───── Selection ─────

The Analytic Hierarchy Process (AHP) is a quantitative analysis method that decomposes problems into different levels, then, using expert judgment or mathematical methods, determines the weights of factors at each level. It eventually derives the best decision. Key steps include establishing a hierarchy structure, determining judgment matrices, calculating weights, and conducting consistency tests (Vaidya and Kumar 2006; Huang et al. 2023). Qualitative comparative analysis (QCA) is a method of analysing data sets consisting of binary variables that was first proposed by Charles Ragin in 1987 (Ragin 2014). The basic concept is to compose such data using Boolean functions. Meanwhile, Ragin (2008) extended the method to allow the construction of fuzzy set relations; further extensions allow the handling of variables with more than two values. The flowchart in Fig. 1 details the complete steps of the study from the initial selection of products and morphological analyses to drawing conclusions through personal interviews.
This study employed two experimental methods: questionnaire surveys and interviews, encompassing three experiments. Each participant was provided with a quiet, undisturbed environment and a questionnaire containing basic information about the respondents (such as age, gender, and educational background). The first experiment involved subjective preference ratings (on a 1 to 9 scale) for the styles of components of children’s study desks. Following the questionnaire survey, interviews were conducted with users regarding their preferences for the morphology of children’s study desks. The second experiment focused on ranking the styling preferences of combined children’s study desk designs. Lastly, the third experiment involved an evaluation questionnaire on the combination of preference factors.
Fig. 1. Experimental process
Morphometric analysis is a method of analysing things on the basis of morphology. It is characterised by dividing the object of study or the problem into a number of basic components, and then treating one of the basic components separately. Various solutions or options for solving the problem are provided separately, and finally a total solution to the whole problem is formed. The usual steps of the morphological analysis method: 1. Define the problem (invention, design) to be solved by this technique; 2. List the independent factors related to the problem to be solved in terms of basic components such as important functions; 3. List in detail the elements contained in each independent factor; and 4. Arrange and combine the elements into a creative idea (Nguyen 2016).

───── Excerpted records ─────

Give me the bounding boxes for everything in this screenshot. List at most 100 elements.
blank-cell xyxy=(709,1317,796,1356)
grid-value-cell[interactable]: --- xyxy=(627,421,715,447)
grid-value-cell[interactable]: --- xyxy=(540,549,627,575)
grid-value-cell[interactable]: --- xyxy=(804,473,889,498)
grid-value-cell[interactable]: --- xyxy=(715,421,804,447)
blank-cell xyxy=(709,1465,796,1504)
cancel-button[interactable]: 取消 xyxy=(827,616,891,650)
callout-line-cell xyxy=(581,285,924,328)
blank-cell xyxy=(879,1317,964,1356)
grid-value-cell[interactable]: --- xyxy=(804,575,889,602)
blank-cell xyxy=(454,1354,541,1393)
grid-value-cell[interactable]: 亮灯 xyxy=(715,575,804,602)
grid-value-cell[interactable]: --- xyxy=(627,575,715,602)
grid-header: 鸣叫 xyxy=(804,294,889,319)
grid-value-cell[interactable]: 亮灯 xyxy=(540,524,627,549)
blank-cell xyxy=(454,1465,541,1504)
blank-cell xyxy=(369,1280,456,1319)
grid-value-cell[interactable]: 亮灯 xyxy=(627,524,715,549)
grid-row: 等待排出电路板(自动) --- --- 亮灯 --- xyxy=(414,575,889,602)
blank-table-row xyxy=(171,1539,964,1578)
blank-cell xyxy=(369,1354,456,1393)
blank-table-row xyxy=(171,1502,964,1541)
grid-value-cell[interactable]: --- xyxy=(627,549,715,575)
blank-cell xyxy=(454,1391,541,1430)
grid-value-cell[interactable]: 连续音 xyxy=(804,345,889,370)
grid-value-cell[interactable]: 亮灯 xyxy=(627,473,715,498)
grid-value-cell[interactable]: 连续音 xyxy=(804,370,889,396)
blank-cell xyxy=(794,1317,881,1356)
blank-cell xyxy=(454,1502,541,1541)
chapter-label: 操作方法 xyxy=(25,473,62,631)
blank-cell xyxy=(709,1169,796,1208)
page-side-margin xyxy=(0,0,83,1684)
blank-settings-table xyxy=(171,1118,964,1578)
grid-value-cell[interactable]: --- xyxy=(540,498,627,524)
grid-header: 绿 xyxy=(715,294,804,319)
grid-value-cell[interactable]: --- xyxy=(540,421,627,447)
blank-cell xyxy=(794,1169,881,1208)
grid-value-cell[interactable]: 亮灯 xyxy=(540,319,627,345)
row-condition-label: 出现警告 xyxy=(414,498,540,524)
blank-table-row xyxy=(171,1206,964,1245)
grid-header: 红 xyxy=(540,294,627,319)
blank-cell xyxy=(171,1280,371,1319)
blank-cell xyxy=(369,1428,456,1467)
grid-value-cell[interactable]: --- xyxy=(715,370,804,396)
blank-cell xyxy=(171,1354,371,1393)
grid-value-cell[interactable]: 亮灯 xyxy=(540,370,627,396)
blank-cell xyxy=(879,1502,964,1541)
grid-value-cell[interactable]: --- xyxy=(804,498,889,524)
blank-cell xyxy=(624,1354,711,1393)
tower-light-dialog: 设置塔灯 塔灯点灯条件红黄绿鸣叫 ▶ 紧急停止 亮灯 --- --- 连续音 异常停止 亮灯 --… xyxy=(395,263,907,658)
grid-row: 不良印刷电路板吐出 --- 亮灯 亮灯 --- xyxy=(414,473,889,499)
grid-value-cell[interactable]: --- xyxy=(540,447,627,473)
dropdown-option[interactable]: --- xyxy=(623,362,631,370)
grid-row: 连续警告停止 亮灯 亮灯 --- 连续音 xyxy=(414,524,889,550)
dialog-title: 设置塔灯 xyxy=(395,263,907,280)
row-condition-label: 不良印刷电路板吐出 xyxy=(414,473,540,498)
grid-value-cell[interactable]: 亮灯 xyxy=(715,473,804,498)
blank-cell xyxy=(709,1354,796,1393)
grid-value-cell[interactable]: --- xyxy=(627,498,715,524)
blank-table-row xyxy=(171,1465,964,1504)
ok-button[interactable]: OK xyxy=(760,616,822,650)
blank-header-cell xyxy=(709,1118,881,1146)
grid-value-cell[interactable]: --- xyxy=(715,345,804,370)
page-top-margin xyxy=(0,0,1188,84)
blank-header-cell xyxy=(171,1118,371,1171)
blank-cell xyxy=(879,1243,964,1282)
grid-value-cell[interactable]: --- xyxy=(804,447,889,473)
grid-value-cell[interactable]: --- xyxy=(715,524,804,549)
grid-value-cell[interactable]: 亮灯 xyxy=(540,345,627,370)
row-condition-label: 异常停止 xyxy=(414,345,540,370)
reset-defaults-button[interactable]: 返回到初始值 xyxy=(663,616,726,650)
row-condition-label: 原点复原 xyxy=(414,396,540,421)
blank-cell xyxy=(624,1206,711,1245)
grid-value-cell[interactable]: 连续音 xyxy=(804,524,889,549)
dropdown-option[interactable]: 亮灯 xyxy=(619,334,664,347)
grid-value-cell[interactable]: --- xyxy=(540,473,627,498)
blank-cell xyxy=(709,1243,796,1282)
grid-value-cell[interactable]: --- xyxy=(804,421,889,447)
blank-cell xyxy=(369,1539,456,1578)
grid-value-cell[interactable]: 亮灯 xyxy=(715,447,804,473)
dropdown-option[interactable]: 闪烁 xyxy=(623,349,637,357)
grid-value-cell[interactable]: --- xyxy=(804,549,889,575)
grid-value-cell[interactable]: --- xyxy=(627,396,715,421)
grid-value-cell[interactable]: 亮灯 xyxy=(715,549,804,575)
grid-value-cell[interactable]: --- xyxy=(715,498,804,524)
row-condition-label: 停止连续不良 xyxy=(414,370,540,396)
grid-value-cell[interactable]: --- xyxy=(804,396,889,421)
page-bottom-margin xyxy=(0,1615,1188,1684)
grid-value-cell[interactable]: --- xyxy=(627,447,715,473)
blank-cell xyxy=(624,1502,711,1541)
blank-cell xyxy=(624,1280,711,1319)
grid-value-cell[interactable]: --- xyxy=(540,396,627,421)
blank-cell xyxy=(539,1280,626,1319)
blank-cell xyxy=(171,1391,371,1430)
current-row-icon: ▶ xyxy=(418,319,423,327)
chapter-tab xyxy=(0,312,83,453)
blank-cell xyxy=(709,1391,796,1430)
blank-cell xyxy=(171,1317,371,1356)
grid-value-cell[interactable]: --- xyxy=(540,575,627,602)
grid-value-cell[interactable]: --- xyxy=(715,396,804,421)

─────

| Problem details |
Decide whether each statement below agrees with the study-methods text above. Answer yes or no for each, and quote the words of the text that decide it. (a) Qualitative comparative analysis was first proposed by Charles Ragin in 1987. (b) The first experiment asked participants to rank combined children's study desk designs. (c) Each participant was given a quiet environment without disturbance.

| Output |
(a) Yes: "first proposed by Charles Ragin in 1987"
(b) No: "The first experiment involved subjective preference ratings (on a 1 to 9 scale) for the styles of components of children’s study desks."
(c) Yes: "Each participant was provided with a quiet, undisturbed environment"